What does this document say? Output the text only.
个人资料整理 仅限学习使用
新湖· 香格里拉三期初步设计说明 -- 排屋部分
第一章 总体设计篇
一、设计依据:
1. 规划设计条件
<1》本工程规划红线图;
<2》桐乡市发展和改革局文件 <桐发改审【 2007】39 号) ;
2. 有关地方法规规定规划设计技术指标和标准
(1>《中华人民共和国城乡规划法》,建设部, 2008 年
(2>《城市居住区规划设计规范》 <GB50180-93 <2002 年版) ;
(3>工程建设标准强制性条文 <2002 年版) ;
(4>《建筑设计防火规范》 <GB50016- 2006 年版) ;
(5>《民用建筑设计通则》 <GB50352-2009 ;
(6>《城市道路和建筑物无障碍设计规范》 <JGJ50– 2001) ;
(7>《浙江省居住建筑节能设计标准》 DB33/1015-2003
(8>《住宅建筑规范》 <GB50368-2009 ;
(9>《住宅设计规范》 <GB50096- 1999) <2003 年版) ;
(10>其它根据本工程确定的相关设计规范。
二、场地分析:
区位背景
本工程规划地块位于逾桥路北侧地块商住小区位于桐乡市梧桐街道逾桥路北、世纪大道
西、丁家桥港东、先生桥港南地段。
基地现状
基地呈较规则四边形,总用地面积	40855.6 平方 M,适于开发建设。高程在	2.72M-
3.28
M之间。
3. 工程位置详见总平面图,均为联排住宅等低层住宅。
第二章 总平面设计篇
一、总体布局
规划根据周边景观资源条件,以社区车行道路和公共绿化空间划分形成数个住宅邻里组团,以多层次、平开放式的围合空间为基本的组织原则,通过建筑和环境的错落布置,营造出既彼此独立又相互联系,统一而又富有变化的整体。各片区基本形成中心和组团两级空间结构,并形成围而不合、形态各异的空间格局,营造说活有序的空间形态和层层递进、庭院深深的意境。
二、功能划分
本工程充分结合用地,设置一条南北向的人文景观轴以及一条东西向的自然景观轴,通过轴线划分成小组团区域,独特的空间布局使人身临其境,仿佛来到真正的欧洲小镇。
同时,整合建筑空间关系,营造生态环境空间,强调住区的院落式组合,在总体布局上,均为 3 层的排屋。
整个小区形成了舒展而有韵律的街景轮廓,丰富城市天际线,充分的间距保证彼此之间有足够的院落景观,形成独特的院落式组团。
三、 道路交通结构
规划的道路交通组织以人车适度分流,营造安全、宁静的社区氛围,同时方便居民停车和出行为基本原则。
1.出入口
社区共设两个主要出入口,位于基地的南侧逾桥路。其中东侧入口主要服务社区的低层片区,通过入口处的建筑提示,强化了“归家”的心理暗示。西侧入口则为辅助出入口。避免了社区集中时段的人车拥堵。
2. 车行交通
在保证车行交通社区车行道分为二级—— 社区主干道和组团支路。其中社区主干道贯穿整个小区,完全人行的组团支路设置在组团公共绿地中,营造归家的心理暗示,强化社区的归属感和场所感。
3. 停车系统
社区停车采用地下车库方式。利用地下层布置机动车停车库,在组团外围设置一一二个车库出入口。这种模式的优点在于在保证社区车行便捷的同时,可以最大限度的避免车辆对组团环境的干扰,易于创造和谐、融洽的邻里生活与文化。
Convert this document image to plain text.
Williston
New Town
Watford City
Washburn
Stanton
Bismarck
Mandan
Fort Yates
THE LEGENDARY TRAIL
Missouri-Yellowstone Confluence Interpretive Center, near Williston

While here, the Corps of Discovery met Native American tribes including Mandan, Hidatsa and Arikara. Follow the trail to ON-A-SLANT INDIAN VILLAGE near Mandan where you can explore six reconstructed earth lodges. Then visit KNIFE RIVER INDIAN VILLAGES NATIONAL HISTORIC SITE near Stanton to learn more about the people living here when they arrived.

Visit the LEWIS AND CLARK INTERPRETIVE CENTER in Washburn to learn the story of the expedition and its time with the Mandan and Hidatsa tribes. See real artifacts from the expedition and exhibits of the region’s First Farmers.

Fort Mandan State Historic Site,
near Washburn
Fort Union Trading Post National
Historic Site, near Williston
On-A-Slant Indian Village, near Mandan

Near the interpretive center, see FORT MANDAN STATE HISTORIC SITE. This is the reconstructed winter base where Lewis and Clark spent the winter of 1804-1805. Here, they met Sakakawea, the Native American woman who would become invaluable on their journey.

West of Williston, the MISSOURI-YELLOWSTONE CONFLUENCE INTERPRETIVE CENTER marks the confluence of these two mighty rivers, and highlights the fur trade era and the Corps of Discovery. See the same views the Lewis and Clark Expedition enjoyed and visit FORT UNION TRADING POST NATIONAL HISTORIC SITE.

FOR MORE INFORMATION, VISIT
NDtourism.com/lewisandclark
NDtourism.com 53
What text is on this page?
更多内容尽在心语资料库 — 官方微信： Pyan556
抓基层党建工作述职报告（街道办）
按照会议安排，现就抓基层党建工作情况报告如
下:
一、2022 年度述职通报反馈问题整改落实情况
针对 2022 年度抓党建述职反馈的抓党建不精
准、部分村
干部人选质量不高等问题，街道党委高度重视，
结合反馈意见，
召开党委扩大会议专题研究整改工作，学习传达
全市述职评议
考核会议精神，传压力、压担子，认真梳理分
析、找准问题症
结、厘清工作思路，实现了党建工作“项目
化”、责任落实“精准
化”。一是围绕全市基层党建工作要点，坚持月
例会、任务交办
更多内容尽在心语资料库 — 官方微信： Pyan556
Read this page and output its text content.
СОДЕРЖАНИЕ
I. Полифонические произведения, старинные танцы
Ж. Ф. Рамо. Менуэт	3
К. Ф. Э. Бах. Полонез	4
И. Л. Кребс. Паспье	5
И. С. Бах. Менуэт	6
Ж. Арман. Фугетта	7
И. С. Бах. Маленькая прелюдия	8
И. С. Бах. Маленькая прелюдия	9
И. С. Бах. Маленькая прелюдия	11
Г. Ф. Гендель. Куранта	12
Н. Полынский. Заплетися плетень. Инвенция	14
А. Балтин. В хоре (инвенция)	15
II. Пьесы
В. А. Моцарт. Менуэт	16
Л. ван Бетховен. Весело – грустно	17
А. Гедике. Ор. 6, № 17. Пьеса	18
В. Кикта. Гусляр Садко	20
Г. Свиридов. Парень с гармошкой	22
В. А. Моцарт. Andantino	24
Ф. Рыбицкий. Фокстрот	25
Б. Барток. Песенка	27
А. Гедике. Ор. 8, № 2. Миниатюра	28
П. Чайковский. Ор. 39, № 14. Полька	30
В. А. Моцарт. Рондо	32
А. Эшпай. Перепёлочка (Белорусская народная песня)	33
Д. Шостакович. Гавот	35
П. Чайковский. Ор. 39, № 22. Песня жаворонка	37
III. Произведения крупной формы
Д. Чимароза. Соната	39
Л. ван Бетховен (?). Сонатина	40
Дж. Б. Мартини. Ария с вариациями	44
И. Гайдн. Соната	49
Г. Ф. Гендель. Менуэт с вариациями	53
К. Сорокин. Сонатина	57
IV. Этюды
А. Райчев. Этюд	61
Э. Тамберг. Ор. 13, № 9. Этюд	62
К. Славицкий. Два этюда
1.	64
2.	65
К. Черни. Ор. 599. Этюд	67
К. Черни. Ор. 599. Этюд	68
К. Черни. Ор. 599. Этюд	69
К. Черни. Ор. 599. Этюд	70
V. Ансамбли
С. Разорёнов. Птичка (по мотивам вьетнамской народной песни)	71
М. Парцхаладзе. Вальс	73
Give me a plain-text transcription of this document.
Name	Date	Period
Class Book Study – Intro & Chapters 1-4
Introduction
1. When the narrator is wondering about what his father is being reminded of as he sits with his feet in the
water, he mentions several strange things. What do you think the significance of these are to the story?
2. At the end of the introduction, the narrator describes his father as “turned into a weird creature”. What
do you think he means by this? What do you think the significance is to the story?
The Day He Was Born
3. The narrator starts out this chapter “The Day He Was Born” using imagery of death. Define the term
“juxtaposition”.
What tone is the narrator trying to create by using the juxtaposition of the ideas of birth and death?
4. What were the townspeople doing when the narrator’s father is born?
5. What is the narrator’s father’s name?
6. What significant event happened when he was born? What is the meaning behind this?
****************
§ Required task
Copy out every line of the material above that mentions the word "Соната".

§ Correct response
Д. Чимароза. Соната	39
И. Гайдн. Соната	49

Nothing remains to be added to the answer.